Note how many lines in the entries contain the string "EBITDA¹", then give that number and nothing else.

··· EXTRACTED ENTRIES

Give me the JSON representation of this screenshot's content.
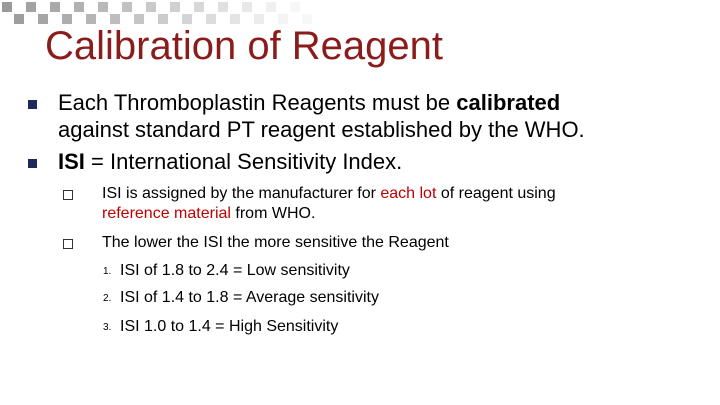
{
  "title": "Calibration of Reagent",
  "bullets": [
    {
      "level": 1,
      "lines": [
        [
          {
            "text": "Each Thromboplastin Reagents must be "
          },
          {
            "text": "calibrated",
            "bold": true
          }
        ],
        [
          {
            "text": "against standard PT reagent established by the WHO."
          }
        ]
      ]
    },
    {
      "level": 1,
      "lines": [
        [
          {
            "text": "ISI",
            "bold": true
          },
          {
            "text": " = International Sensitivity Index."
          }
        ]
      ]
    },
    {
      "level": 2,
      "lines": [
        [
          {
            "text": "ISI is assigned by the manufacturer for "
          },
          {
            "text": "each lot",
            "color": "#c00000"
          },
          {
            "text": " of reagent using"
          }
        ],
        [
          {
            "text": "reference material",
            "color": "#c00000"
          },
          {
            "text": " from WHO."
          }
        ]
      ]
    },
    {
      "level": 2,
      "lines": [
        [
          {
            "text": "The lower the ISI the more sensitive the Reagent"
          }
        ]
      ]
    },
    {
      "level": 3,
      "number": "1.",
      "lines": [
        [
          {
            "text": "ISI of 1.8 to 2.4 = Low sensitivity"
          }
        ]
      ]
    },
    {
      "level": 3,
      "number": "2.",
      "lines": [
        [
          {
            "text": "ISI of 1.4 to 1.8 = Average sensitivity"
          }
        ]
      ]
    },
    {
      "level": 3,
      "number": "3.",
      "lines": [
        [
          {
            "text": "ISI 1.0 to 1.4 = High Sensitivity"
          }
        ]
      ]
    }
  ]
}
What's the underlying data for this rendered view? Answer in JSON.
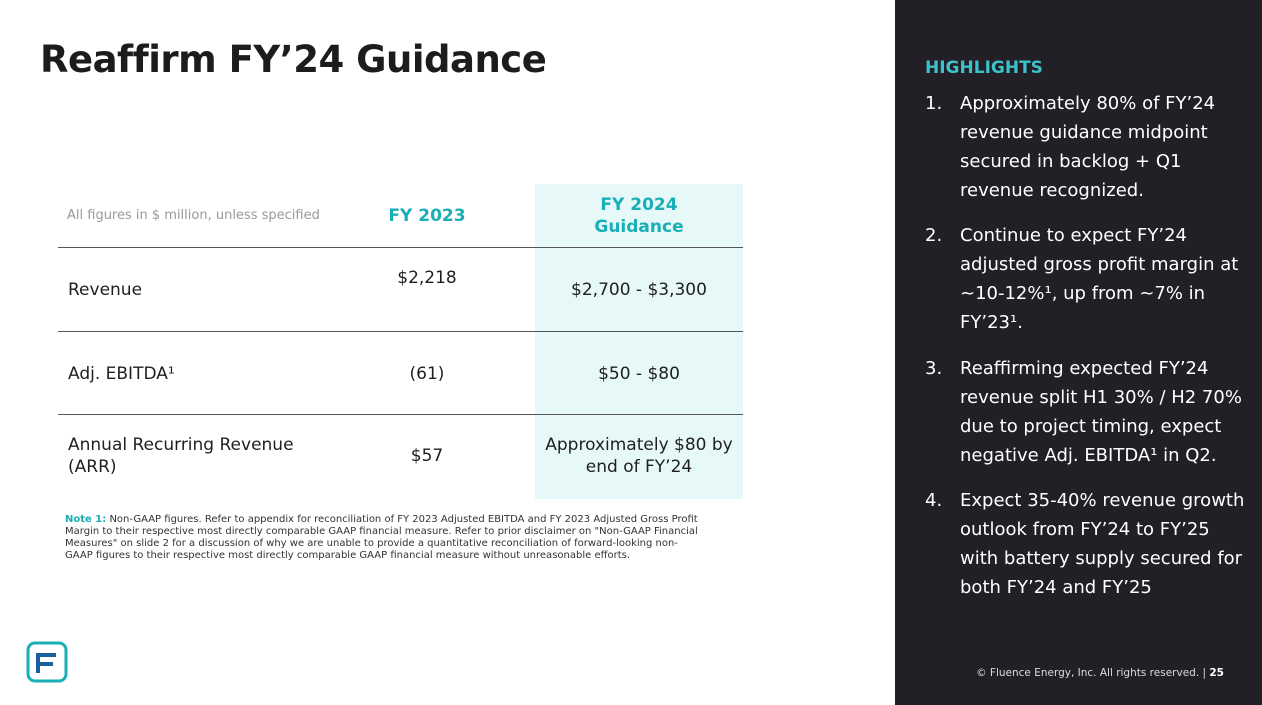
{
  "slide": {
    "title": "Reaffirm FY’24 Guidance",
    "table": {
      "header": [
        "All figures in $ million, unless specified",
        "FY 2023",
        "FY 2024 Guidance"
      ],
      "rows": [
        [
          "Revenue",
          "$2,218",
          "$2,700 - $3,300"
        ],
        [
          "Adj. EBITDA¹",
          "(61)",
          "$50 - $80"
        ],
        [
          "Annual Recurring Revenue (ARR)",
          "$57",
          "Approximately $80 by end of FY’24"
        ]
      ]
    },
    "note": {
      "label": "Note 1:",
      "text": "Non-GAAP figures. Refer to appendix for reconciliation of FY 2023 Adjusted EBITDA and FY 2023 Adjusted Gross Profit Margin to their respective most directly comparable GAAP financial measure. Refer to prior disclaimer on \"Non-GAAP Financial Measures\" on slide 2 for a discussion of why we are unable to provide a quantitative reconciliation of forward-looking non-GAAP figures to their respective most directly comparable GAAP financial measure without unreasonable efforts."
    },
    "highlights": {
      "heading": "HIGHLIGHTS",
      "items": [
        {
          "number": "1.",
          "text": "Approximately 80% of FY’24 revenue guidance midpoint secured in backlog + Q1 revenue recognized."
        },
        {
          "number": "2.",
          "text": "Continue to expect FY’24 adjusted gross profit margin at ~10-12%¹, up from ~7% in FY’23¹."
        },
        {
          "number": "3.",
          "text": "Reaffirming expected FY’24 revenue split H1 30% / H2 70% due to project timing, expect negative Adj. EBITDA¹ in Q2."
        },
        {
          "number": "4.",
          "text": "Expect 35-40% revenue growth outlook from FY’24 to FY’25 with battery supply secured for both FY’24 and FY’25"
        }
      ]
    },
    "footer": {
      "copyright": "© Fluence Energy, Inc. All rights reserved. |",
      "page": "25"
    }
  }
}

······
··· EXTRACTED ENTRIES

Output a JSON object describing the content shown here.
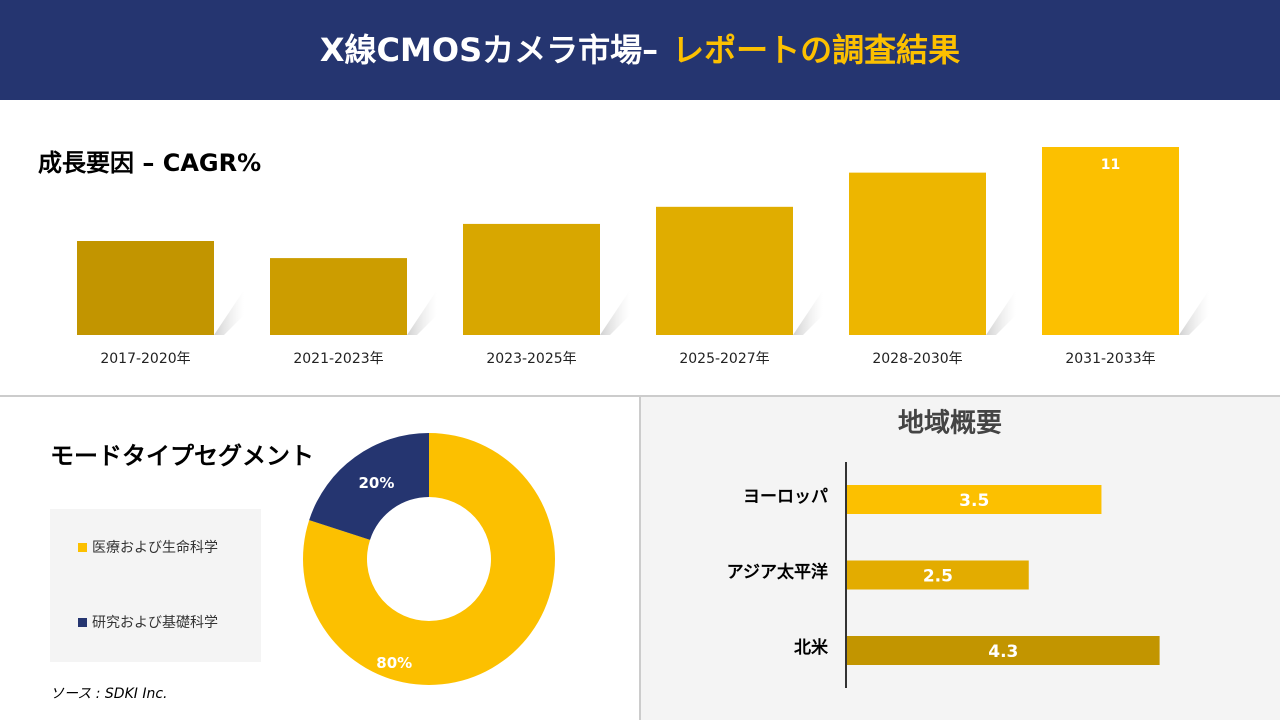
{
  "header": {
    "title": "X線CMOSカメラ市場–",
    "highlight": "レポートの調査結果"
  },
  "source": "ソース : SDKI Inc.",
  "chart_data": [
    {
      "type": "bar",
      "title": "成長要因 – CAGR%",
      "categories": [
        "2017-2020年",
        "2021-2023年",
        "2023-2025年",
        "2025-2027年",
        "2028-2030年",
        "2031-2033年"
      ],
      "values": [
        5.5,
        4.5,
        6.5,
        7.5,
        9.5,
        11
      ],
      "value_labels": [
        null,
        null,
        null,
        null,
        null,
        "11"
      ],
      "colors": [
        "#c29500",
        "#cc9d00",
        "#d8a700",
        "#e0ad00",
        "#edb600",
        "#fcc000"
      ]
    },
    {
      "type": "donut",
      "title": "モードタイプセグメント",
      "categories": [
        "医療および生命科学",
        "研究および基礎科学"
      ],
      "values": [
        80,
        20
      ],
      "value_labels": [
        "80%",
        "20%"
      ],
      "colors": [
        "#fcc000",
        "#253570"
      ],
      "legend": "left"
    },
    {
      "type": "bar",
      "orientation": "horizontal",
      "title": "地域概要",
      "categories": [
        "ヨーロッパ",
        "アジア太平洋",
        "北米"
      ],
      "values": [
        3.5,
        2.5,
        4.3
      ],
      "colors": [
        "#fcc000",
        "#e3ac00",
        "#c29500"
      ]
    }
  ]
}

······
··· EXTRACTED ENTRIES

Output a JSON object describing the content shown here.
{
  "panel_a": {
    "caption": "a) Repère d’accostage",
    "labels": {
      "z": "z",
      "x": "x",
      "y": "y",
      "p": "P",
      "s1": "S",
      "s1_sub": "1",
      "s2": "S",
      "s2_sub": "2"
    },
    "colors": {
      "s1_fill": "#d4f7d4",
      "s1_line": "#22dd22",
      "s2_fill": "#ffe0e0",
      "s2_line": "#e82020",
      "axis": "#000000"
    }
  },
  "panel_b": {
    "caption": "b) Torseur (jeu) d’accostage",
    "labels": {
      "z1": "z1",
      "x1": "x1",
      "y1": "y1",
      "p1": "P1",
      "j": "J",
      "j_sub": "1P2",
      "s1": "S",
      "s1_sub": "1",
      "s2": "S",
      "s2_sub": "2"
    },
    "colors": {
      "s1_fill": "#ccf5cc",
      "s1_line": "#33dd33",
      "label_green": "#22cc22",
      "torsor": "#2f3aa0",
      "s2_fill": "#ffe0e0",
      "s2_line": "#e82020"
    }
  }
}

······

● **FINISHED EXERCISE**: 2